### Task statement
Return the records word for word. Any pictures in them are not part of the copy.
(begin)
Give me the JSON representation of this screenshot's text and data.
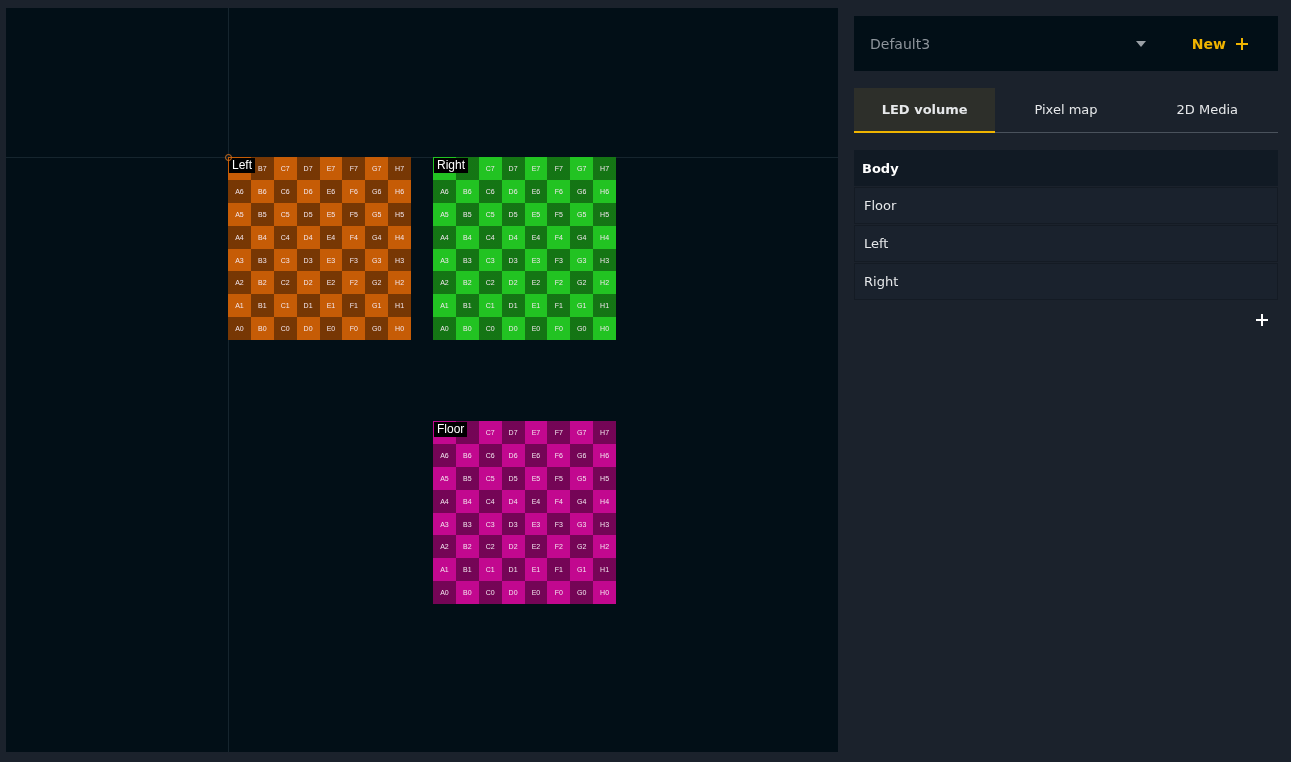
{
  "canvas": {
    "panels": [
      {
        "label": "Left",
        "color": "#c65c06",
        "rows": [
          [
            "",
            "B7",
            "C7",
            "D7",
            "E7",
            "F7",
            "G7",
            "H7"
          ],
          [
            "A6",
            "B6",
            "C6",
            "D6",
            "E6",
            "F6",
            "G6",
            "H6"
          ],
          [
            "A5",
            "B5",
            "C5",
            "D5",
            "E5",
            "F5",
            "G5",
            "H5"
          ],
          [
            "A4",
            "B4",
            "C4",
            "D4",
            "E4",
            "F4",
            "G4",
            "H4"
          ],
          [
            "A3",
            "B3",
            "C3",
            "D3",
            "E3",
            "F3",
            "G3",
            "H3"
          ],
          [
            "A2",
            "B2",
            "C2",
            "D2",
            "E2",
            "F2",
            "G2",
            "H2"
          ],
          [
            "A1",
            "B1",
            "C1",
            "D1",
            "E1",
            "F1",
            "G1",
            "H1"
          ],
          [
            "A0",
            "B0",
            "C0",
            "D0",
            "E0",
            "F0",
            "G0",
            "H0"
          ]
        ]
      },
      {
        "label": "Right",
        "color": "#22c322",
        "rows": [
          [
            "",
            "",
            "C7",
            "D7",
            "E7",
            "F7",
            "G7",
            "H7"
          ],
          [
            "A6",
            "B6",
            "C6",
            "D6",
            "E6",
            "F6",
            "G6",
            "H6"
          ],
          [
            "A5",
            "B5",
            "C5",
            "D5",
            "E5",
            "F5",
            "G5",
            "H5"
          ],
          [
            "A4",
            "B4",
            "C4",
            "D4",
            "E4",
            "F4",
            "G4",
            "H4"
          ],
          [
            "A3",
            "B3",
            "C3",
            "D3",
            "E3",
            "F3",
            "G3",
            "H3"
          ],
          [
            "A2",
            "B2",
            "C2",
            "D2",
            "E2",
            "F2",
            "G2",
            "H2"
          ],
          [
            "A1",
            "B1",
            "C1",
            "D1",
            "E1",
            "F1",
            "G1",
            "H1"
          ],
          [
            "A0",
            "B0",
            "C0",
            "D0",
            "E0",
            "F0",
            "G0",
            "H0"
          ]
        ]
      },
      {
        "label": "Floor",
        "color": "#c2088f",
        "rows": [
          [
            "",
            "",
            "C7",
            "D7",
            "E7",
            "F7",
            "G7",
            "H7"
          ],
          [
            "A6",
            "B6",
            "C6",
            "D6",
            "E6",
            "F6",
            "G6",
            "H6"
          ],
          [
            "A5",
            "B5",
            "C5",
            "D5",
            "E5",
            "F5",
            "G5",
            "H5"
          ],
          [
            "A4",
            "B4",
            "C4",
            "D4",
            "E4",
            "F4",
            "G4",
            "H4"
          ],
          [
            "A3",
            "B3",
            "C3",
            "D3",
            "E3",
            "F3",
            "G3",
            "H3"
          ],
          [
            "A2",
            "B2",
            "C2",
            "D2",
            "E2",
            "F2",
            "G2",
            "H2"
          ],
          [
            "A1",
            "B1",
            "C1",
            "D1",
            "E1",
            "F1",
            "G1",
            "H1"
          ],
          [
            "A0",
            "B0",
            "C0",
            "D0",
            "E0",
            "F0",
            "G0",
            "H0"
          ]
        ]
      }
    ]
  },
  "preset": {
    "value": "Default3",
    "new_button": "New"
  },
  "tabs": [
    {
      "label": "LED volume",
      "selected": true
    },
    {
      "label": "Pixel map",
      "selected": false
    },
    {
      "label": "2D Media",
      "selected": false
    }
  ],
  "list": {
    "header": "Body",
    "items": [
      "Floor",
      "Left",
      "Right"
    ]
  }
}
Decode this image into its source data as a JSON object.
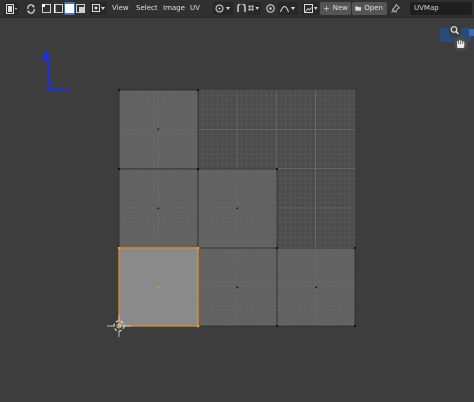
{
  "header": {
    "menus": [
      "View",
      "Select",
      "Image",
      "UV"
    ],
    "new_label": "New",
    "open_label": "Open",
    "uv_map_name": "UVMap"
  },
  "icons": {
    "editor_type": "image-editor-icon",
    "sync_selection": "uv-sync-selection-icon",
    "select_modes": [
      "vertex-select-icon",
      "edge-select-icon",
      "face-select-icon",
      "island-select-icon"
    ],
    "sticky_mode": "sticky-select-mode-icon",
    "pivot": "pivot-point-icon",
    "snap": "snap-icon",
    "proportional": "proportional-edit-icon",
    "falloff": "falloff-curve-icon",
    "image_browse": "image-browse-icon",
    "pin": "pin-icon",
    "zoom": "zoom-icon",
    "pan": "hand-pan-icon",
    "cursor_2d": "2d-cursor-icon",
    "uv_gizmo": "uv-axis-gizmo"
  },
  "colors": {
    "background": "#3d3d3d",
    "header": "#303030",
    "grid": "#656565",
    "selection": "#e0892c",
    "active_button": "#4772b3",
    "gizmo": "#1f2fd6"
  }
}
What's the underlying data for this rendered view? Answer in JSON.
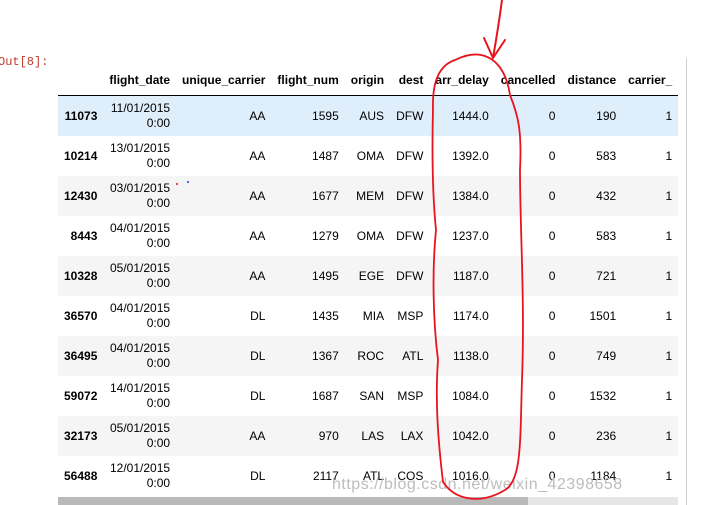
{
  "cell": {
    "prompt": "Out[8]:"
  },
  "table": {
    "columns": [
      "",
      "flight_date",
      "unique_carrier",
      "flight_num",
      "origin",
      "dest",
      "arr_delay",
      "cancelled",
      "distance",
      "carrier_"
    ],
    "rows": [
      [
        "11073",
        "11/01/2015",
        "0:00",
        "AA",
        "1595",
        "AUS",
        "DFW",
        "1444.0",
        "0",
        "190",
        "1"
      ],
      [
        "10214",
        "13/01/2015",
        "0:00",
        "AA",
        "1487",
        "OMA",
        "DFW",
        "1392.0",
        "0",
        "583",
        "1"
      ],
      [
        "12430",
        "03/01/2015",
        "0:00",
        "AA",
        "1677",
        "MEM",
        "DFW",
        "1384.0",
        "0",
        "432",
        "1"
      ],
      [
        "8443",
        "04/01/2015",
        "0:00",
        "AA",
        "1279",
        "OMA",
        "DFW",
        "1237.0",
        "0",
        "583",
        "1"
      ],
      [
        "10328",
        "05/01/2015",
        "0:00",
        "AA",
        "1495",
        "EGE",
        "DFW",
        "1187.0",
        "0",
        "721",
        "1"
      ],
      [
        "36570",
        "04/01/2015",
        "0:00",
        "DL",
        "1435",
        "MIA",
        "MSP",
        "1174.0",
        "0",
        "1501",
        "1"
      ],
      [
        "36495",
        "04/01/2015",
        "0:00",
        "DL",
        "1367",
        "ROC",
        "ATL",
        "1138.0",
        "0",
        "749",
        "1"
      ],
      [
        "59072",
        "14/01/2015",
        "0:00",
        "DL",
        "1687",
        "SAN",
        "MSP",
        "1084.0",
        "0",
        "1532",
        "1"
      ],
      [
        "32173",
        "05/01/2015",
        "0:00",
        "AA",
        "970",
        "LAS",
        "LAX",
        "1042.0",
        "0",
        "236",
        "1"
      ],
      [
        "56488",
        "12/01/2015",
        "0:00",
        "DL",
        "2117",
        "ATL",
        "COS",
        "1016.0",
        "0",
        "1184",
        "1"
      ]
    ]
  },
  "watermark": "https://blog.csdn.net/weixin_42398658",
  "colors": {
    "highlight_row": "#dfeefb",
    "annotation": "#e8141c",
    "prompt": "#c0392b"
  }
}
(end)
### Response to this exercise
Give me the JSON representation of this screenshot's text and data.
{
  "canvas": {
    "panels": [
      {
        "label": "Left",
        "color": "#c65c06",
        "rows": [
          [
            "",
            "B7",
            "C7",
            "D7",
            "E7",
            "F7",
            "G7",
            "H7"
          ],
          [
            "A6",
            "B6",
            "C6",
            "D6",
            "E6",
            "F6",
            "G6",
            "H6"
          ],
          [
            "A5",
            "B5",
            "C5",
            "D5",
            "E5",
            "F5",
            "G5",
            "H5"
          ],
          [
            "A4",
            "B4",
            "C4",
            "D4",
            "E4",
            "F4",
            "G4",
            "H4"
          ],
          [
            "A3",
            "B3",
            "C3",
            "D3",
            "E3",
            "F3",
            "G3",
            "H3"
          ],
          [
            "A2",
            "B2",
            "C2",
            "D2",
            "E2",
            "F2",
            "G2",
            "H2"
          ],
          [
            "A1",
            "B1",
            "C1",
            "D1",
            "E1",
            "F1",
            "G1",
            "H1"
          ],
          [
            "A0",
            "B0",
            "C0",
            "D0",
            "E0",
            "F0",
            "G0",
            "H0"
          ]
        ]
      },
      {
        "label": "Right",
        "color": "#22c322",
        "rows": [
          [
            "",
            "",
            "C7",
            "D7",
            "E7",
            "F7",
            "G7",
            "H7"
          ],
          [
            "A6",
            "B6",
            "C6",
            "D6",
            "E6",
            "F6",
            "G6",
            "H6"
          ],
          [
            "A5",
            "B5",
            "C5",
            "D5",
            "E5",
            "F5",
            "G5",
            "H5"
          ],
          [
            "A4",
            "B4",
            "C4",
            "D4",
            "E4",
            "F4",
            "G4",
            "H4"
          ],
          [
            "A3",
            "B3",
            "C3",
            "D3",
            "E3",
            "F3",
            "G3",
            "H3"
          ],
          [
            "A2",
            "B2",
            "C2",
            "D2",
            "E2",
            "F2",
            "G2",
            "H2"
          ],
          [
            "A1",
            "B1",
            "C1",
            "D1",
            "E1",
            "F1",
            "G1",
            "H1"
          ],
          [
            "A0",
            "B0",
            "C0",
            "D0",
            "E0",
            "F0",
            "G0",
            "H0"
          ]
        ]
      },
      {
        "label": "Floor",
        "color": "#c2088f",
        "rows": [
          [
            "",
            "",
            "C7",
            "D7",
            "E7",
            "F7",
            "G7",
            "H7"
          ],
          [
            "A6",
            "B6",
            "C6",
            "D6",
            "E6",
            "F6",
            "G6",
            "H6"
          ],
          [
            "A5",
            "B5",
            "C5",
            "D5",
            "E5",
            "F5",
            "G5",
            "H5"
          ],
          [
            "A4",
            "B4",
            "C4",
            "D4",
            "E4",
            "F4",
            "G4",
            "H4"
          ],
          [
            "A3",
            "B3",
            "C3",
            "D3",
            "E3",
            "F3",
            "G3",
            "H3"
          ],
          [
            "A2",
            "B2",
            "C2",
            "D2",
            "E2",
            "F2",
            "G2",
            "H2"
          ],
          [
            "A1",
            "B1",
            "C1",
            "D1",
            "E1",
            "F1",
            "G1",
            "H1"
          ],
          [
            "A0",
            "B0",
            "C0",
            "D0",
            "E0",
            "F0",
            "G0",
            "H0"
          ]
        ]
      }
    ]
  },
  "preset": {
    "value": "Default3",
    "new_button": "New"
  },
  "tabs": [
    {
      "label": "LED volume",
      "selected": true
    },
    {
      "label": "Pixel map",
      "selected": false
    },
    {
      "label": "2D Media",
      "selected": false
    }
  ],
  "list": {
    "header": "Body",
    "items": [
      "Floor",
      "Left",
      "Right"
    ]
  }
}
Decode this image into its source data as a JSON object.
{
  "header": {
    "menus": [
      "View",
      "Select",
      "Image",
      "UV"
    ],
    "new_label": "New",
    "open_label": "Open",
    "uv_map_name": "UVMap"
  },
  "icons": {
    "editor_type": "image-editor-icon",
    "sync_selection": "uv-sync-selection-icon",
    "select_modes": [
      "vertex-select-icon",
      "edge-select-icon",
      "face-select-icon",
      "island-select-icon"
    ],
    "sticky_mode": "sticky-select-mode-icon",
    "pivot": "pivot-point-icon",
    "snap": "snap-icon",
    "proportional": "proportional-edit-icon",
    "falloff": "falloff-curve-icon",
    "image_browse": "image-browse-icon",
    "pin": "pin-icon",
    "zoom": "zoom-icon",
    "pan": "hand-pan-icon",
    "cursor_2d": "2d-cursor-icon",
    "uv_gizmo": "uv-axis-gizmo"
  },
  "colors": {
    "background": "#3d3d3d",
    "header": "#303030",
    "grid": "#656565",
    "selection": "#e0892c",
    "active_button": "#4772b3",
    "gizmo": "#1f2fd6"
  }
}
What's the underlying data for this rendered view? Answer in JSON.
{
  "cell": {
    "prompt": "Out[8]:"
  },
  "table": {
    "columns": [
      "",
      "flight_date",
      "unique_carrier",
      "flight_num",
      "origin",
      "dest",
      "arr_delay",
      "cancelled",
      "distance",
      "carrier_"
    ],
    "rows": [
      [
        "11073",
        "11/01/2015",
        "0:00",
        "AA",
        "1595",
        "AUS",
        "DFW",
        "1444.0",
        "0",
        "190",
        "1"
      ],
      [
        "10214",
        "13/01/2015",
        "0:00",
        "AA",
        "1487",
        "OMA",
        "DFW",
        "1392.0",
        "0",
        "583",
        "1"
      ],
      [
        "12430",
        "03/01/2015",
        "0:00",
        "AA",
        "1677",
        "MEM",
        "DFW",
        "1384.0",
        "0",
        "432",
        "1"
      ],
      [
        "8443",
        "04/01/2015",
        "0:00",
        "AA",
        "1279",
        "OMA",
        "DFW",
        "1237.0",
        "0",
        "583",
        "1"
      ],
      [
        "10328",
        "05/01/2015",
        "0:00",
        "AA",
        "1495",
        "EGE",
        "DFW",
        "1187.0",
        "0",
        "721",
        "1"
      ],
      [
        "36570",
        "04/01/2015",
        "0:00",
        "DL",
        "1435",
        "MIA",
        "MSP",
        "1174.0",
        "0",
        "1501",
        "1"
      ],
      [
        "36495",
        "04/01/2015",
        "0:00",
        "DL",
        "1367",
        "ROC",
        "ATL",
        "1138.0",
        "0",
        "749",
        "1"
      ],
      [
        "59072",
        "14/01/2015",
        "0:00",
        "DL",
        "1687",
        "SAN",
        "MSP",
        "1084.0",
        "0",
        "1532",
        "1"
      ],
      [
        "32173",
        "05/01/2015",
        "0:00",
        "AA",
        "970",
        "LAS",
        "LAX",
        "1042.0",
        "0",
        "236",
        "1"
      ],
      [
        "56488",
        "12/01/2015",
        "0:00",
        "DL",
        "2117",
        "ATL",
        "COS",
        "1016.0",
        "0",
        "1184",
        "1"
      ]
    ]
  },
  "watermark": "https://blog.csdn.net/weixin_42398658",
  "colors": {
    "highlight_row": "#dfeefb",
    "annotation": "#e8141c",
    "prompt": "#c0392b"
  }
}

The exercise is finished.